**WORK TO BE COMPLETED**
Pull every line holding the word "NFκB" from the data below and copy it.

[Records from a collection of figures]

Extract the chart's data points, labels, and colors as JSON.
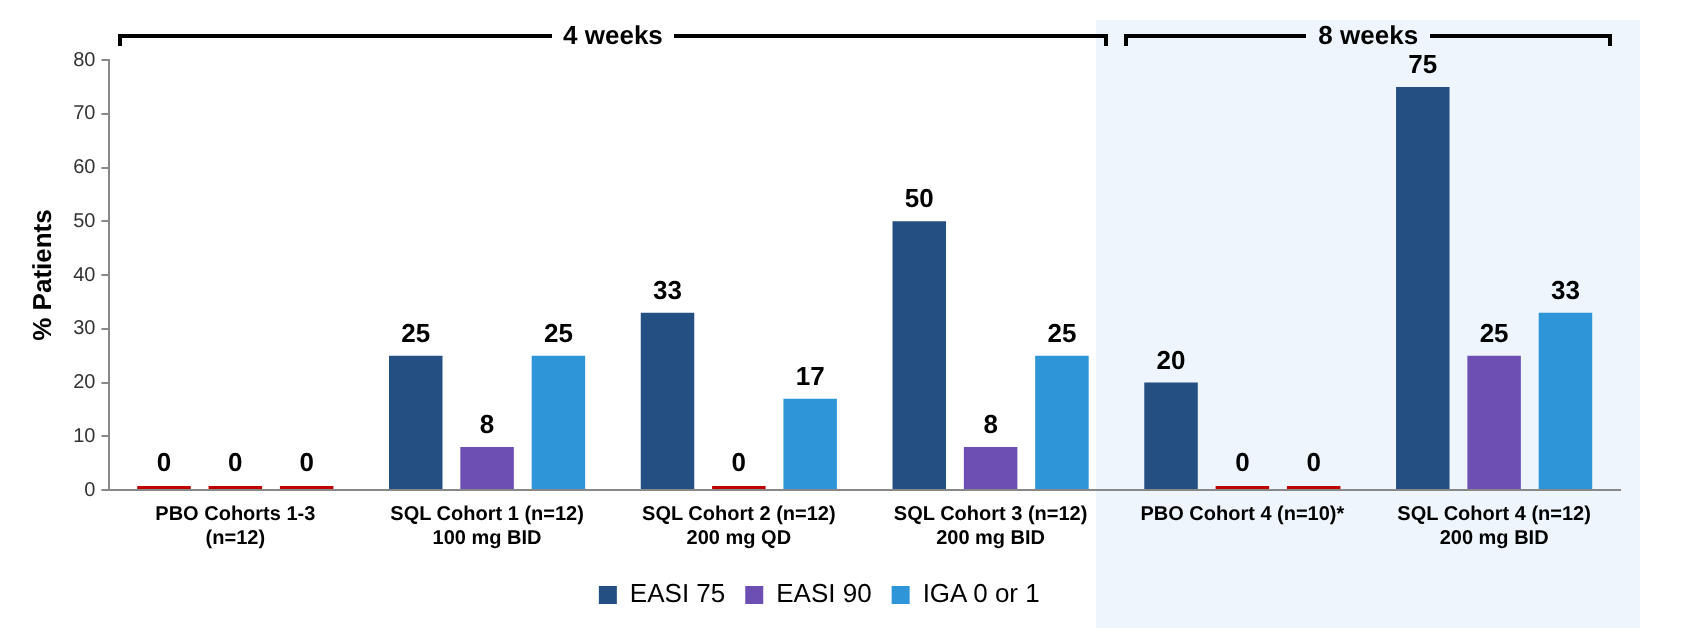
{
  "chart_data": {
    "type": "bar",
    "categories": [
      "PBO Cohorts 1-3\n(n=12)",
      "SQL Cohort 1 (n=12)\n100 mg BID",
      "SQL Cohort 2 (n=12)\n200 mg QD",
      "SQL Cohort 3 (n=12)\n200 mg BID",
      "PBO Cohort 4 (n=10)*",
      "SQL Cohort 4 (n=12)\n200 mg BID"
    ],
    "series": [
      {
        "name": "EASI 75",
        "color": "#244f82",
        "colors": [
          "#c00000",
          "#244f82",
          "#244f82",
          "#244f82",
          "#244f82",
          "#244f82"
        ],
        "values": [
          0,
          25,
          33,
          50,
          20,
          75
        ]
      },
      {
        "name": "EASI 90",
        "color": "#6d4fb3",
        "colors": [
          "#c00000",
          "#6d4fb3",
          "#c00000",
          "#6d4fb3",
          "#c00000",
          "#6d4fb3"
        ],
        "values": [
          0,
          8,
          0,
          8,
          0,
          25
        ]
      },
      {
        "name": "IGA 0 or 1",
        "color": "#2e95d9",
        "colors": [
          "#c00000",
          "#2e95d9",
          "#2e95d9",
          "#2e95d9",
          "#c00000",
          "#2e95d9"
        ],
        "values": [
          0,
          25,
          17,
          25,
          0,
          33
        ]
      }
    ],
    "ylabel": "% Patients",
    "ylim": [
      0,
      80
    ],
    "yticks": [
      0,
      10,
      20,
      30,
      40,
      50,
      60,
      70,
      80
    ],
    "annotations": [
      "4 weeks",
      "8 weeks"
    ],
    "data_labels": true,
    "grid": false,
    "legend": "bottom"
  }
}
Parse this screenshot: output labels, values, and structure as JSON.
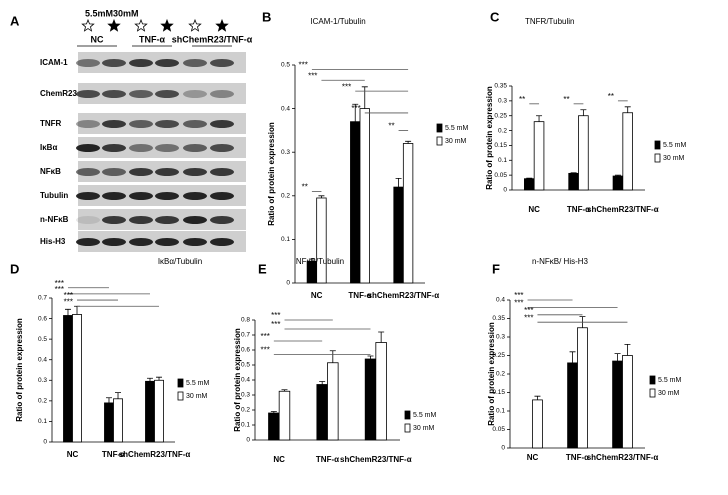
{
  "blot": {
    "panel": "A",
    "conditions": "5.5mM30mM",
    "groups": [
      "NC",
      "TNF-α",
      "shChemR23/TNF-α"
    ],
    "rows": [
      "ICAM-1",
      "ChemR23",
      "TNFR",
      "IκBα",
      "NFκB",
      "Tubulin",
      "n-NFκB",
      "His-H3"
    ]
  },
  "chart_data": [
    {
      "type": "bar",
      "panel": "B",
      "title": "ICAM-1/Tubulin",
      "y_label": "Ratio of protein expression",
      "categories": [
        "NC",
        "TNF-α",
        "shChemR23/TNF-α"
      ],
      "series": [
        {
          "name": "5.5 mM",
          "color": "#000000",
          "values": [
            0.05,
            0.37,
            0.22
          ],
          "errors": [
            0.005,
            0.04,
            0.02
          ]
        },
        {
          "name": "30 mM",
          "color": "#ffffff",
          "values": [
            0.195,
            0.4,
            0.32
          ],
          "errors": [
            0.005,
            0.05,
            0.005
          ]
        }
      ],
      "ylim": [
        0,
        0.5
      ],
      "yticks": [
        0,
        0.1,
        0.2,
        0.3,
        0.4,
        0.5
      ],
      "annotations": [
        "**",
        "***",
        "***",
        "***",
        "***",
        "**"
      ]
    },
    {
      "type": "bar",
      "panel": "C",
      "title": "TNFR/Tubulin",
      "y_label": "Ratio of protein expression",
      "categories": [
        "NC",
        "TNF-α",
        "shChemR23/TNF-α"
      ],
      "series": [
        {
          "name": "5.5 mM",
          "color": "#000000",
          "values": [
            0.038,
            0.056,
            0.047
          ],
          "errors": [
            0.002,
            0.002,
            0.003
          ]
        },
        {
          "name": "30 mM",
          "color": "#ffffff",
          "values": [
            0.23,
            0.25,
            0.26
          ],
          "errors": [
            0.02,
            0.02,
            0.02
          ]
        }
      ],
      "ylim": [
        0,
        0.35
      ],
      "yticks": [
        0,
        0.05,
        0.1,
        0.15,
        0.2,
        0.25,
        0.3,
        0.35
      ],
      "annotations": [
        "**",
        "**",
        "**"
      ]
    },
    {
      "type": "bar",
      "panel": "D",
      "title": "IκBα/Tubulin",
      "y_label": "Ratio of protein expression",
      "categories": [
        "NC",
        "TNF-α",
        "shChemR23/TNF-α"
      ],
      "series": [
        {
          "name": "5.5 mM",
          "color": "#000000",
          "values": [
            0.615,
            0.19,
            0.295
          ],
          "errors": [
            0.03,
            0.025,
            0.015
          ]
        },
        {
          "name": "30 mM",
          "color": "#ffffff",
          "values": [
            0.62,
            0.21,
            0.3
          ],
          "errors": [
            0.04,
            0.03,
            0.015
          ]
        }
      ],
      "ylim": [
        0,
        0.7
      ],
      "yticks": [
        0,
        0.1,
        0.2,
        0.3,
        0.4,
        0.5,
        0.6,
        0.7
      ],
      "annotations": [
        "***",
        "***",
        "***",
        "***"
      ]
    },
    {
      "type": "bar",
      "panel": "E",
      "title": "NFκB/Tubulin",
      "y_label": "Ratio of protein expression",
      "categories": [
        "NC",
        "TNF-α",
        "shChemR23/TNF-α"
      ],
      "series": [
        {
          "name": "5.5 mM",
          "color": "#000000",
          "values": [
            0.18,
            0.37,
            0.54
          ],
          "errors": [
            0.01,
            0.02,
            0.02
          ]
        },
        {
          "name": "30 mM",
          "color": "#ffffff",
          "values": [
            0.325,
            0.515,
            0.65
          ],
          "errors": [
            0.01,
            0.08,
            0.07
          ]
        }
      ],
      "ylim": [
        0,
        0.8
      ],
      "yticks": [
        0,
        0.1,
        0.2,
        0.3,
        0.4,
        0.5,
        0.6,
        0.7,
        0.8
      ],
      "annotations": [
        "***",
        "***",
        "***",
        "***"
      ]
    },
    {
      "type": "bar",
      "panel": "F",
      "title": "n-NFκB/ His-H3",
      "y_label": "Ratio of protein expression",
      "categories": [
        "NC",
        "TNF-α",
        "shChemR23/TNF-α"
      ],
      "series": [
        {
          "name": "5.5 mM",
          "color": "#000000",
          "values": [
            null,
            0.23,
            0.235
          ],
          "errors": [
            null,
            0.03,
            0.02
          ]
        },
        {
          "name": "30 mM",
          "color": "#ffffff",
          "values": [
            0.13,
            0.325,
            0.25
          ],
          "errors": [
            0.01,
            0.03,
            0.03
          ]
        }
      ],
      "ylim": [
        0,
        0.4
      ],
      "yticks": [
        0,
        0.05,
        0.1,
        0.15,
        0.2,
        0.25,
        0.3,
        0.35,
        0.4
      ],
      "annotations": [
        "***",
        "***",
        "***",
        "***"
      ]
    }
  ]
}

**YOUR SOLUTION**
      "NFκB",
      "n-NFκB",
      "title": "NFκB/Tubulin",
      "title": "n-NFκB/ His-H3",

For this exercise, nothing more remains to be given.